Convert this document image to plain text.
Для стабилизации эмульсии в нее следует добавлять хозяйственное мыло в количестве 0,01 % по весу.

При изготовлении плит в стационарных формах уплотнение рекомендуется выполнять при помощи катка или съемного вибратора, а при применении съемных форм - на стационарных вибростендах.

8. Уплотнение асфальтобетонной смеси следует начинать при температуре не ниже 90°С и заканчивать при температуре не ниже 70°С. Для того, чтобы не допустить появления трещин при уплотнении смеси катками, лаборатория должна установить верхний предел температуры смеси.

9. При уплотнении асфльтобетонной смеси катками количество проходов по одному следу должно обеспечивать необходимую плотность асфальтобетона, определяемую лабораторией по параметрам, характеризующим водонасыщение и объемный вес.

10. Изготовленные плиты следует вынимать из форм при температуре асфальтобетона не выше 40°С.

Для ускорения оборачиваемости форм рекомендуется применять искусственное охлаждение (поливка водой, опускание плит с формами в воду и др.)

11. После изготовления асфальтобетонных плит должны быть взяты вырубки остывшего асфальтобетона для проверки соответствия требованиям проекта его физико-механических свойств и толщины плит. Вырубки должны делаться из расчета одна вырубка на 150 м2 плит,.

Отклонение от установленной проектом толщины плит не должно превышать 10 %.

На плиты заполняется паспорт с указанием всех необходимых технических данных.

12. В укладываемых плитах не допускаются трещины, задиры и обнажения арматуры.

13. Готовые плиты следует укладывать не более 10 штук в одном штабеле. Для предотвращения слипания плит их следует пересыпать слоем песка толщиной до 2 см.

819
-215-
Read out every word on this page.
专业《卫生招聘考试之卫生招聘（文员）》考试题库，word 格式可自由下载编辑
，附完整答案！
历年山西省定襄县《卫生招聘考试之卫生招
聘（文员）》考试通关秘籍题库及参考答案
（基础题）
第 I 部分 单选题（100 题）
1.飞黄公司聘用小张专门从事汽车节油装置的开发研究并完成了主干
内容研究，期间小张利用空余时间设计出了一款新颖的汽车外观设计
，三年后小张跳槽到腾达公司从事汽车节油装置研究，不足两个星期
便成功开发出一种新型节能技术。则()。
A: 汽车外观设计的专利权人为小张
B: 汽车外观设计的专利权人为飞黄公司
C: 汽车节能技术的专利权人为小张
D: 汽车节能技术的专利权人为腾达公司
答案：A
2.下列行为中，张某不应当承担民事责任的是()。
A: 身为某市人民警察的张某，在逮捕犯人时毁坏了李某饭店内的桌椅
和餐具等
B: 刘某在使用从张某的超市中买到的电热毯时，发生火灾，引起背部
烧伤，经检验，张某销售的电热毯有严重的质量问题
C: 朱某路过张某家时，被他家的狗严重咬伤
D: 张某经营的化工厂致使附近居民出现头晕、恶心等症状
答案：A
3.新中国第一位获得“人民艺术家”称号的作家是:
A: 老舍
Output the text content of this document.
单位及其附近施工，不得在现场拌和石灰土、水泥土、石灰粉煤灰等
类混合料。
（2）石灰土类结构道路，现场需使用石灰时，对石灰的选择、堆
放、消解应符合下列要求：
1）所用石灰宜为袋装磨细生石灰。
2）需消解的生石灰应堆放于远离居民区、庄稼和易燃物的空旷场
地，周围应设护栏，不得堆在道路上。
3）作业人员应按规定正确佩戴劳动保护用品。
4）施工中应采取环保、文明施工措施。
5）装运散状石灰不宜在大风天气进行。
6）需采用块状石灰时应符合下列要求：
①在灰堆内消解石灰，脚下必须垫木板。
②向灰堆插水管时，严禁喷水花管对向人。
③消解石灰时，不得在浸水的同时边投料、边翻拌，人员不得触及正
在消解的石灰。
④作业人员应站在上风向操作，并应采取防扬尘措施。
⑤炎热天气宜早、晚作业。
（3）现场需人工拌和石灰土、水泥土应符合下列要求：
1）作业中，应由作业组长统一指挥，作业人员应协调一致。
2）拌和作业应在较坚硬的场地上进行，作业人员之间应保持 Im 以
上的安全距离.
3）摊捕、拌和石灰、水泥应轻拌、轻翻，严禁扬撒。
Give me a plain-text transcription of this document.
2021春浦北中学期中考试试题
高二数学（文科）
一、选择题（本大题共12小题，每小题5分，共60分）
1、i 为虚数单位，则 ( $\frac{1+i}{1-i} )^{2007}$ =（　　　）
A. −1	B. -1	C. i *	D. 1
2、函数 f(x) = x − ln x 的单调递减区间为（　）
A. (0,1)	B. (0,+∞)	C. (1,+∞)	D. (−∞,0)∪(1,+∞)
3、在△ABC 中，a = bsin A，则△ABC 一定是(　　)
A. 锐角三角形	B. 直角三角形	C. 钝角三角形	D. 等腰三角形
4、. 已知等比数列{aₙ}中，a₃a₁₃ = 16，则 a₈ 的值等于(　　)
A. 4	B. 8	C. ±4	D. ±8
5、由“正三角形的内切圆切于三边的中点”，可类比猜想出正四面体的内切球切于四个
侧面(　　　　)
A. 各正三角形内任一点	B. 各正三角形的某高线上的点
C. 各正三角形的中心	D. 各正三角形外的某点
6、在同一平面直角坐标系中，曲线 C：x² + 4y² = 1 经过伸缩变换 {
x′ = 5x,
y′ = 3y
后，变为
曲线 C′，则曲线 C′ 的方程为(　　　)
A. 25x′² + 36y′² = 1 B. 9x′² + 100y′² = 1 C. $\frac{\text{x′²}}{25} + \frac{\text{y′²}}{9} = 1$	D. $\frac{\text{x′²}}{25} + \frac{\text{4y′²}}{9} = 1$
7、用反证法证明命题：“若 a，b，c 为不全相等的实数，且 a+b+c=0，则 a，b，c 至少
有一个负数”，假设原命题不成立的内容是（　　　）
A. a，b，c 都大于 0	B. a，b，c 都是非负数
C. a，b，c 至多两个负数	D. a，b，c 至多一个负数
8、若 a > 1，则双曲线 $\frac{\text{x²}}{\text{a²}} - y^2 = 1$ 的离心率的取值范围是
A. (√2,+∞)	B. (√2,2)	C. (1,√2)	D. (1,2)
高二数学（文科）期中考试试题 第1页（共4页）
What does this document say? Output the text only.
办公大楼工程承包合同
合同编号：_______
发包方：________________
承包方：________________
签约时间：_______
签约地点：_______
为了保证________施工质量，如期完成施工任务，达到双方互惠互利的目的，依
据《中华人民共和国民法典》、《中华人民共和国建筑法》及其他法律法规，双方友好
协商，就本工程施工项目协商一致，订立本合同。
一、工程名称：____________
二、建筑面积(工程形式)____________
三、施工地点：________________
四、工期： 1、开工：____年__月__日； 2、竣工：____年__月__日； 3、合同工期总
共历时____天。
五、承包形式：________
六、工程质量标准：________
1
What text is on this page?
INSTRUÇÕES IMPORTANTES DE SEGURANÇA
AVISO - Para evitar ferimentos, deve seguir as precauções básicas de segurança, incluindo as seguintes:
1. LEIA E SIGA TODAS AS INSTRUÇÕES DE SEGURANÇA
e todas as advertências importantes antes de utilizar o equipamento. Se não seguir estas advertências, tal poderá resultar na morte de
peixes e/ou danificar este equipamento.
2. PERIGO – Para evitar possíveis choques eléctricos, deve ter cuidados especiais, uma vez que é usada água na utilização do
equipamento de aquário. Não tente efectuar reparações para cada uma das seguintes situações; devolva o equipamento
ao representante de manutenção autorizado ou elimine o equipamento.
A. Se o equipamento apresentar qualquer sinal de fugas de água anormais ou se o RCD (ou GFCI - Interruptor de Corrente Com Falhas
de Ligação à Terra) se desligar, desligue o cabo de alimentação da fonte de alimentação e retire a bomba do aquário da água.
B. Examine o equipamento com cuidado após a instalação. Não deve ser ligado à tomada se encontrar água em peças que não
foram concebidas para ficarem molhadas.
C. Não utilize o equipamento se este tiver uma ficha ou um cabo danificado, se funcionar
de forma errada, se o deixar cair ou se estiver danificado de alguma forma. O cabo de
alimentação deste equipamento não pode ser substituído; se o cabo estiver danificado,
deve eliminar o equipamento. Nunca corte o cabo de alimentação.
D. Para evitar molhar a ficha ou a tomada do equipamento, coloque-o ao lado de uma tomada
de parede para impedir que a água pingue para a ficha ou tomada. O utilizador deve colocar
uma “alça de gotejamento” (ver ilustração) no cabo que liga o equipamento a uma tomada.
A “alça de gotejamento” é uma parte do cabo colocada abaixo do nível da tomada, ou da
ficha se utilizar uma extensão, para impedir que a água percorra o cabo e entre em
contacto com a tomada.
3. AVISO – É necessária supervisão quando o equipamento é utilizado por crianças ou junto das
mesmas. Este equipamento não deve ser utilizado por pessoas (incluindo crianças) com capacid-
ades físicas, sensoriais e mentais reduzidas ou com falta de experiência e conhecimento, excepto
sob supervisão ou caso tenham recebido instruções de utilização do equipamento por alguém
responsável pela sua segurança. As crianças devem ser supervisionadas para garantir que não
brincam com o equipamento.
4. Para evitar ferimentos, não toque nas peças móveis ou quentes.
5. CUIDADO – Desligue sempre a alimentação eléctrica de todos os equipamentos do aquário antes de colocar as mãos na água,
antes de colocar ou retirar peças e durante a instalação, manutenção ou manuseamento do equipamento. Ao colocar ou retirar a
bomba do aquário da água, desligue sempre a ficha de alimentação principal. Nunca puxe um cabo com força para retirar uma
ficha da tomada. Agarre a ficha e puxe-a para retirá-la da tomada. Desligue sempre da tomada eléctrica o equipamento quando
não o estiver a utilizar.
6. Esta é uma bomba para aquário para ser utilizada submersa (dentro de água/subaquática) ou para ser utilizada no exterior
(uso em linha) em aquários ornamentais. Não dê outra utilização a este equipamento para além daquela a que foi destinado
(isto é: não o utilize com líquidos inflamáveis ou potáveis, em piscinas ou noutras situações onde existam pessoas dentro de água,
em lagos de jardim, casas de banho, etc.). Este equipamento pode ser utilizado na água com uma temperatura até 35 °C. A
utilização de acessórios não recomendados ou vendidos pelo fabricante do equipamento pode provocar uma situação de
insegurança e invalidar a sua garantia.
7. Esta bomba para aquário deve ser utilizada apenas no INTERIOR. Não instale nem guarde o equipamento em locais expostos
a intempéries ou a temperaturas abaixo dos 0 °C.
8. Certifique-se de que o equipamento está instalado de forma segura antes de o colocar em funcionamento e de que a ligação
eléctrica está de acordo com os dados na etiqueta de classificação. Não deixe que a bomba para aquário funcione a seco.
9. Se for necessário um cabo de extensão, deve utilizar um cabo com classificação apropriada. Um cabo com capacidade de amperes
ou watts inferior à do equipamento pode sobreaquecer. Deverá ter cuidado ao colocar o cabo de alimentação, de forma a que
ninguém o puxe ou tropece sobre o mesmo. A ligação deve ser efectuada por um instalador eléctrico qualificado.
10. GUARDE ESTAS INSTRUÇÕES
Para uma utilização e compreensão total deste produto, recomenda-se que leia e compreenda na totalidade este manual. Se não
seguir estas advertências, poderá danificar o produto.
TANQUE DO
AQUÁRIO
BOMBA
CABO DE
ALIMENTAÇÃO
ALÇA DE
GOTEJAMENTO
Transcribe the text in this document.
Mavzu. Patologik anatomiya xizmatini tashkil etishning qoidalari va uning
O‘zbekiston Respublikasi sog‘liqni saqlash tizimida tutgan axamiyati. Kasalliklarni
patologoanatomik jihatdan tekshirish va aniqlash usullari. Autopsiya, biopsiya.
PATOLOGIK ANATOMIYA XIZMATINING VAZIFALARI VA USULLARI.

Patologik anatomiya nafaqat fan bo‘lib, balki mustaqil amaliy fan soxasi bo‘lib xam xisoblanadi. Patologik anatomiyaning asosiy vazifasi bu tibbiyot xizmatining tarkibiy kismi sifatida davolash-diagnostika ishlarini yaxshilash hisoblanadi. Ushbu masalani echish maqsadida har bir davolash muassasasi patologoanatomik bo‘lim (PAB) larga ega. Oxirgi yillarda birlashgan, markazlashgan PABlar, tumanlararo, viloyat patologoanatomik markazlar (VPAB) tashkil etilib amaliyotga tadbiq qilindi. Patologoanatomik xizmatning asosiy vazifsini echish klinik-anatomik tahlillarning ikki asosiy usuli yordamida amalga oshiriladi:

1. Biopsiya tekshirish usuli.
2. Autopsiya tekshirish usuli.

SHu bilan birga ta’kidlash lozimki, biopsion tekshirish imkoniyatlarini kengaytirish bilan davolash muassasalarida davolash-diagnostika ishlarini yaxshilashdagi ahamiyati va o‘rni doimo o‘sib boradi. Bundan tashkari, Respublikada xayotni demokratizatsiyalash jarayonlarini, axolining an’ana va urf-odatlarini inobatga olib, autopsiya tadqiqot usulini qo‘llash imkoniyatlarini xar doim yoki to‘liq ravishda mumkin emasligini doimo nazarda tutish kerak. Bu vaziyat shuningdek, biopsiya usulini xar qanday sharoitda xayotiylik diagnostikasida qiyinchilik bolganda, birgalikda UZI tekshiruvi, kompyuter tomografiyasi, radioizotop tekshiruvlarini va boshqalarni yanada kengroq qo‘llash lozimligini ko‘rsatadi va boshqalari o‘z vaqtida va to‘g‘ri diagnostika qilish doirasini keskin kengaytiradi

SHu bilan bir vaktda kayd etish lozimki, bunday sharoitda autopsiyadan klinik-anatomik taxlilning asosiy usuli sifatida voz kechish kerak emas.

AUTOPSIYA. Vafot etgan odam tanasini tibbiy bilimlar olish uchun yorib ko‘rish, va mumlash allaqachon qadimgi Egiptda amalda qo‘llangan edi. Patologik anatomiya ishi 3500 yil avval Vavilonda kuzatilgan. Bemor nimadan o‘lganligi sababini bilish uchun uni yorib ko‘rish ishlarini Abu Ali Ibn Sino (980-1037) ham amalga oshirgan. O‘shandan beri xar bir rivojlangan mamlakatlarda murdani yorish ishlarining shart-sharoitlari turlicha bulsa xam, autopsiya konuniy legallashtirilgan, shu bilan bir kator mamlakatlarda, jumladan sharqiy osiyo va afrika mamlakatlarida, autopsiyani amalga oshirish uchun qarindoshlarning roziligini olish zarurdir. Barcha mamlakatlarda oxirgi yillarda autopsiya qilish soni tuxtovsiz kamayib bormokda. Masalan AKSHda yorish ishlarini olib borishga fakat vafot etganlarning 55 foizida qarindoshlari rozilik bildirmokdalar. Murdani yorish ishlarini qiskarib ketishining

● ● ● ●

What the task requires: Give only the number of lines in the listing above that include the string "forma".

Full output: 3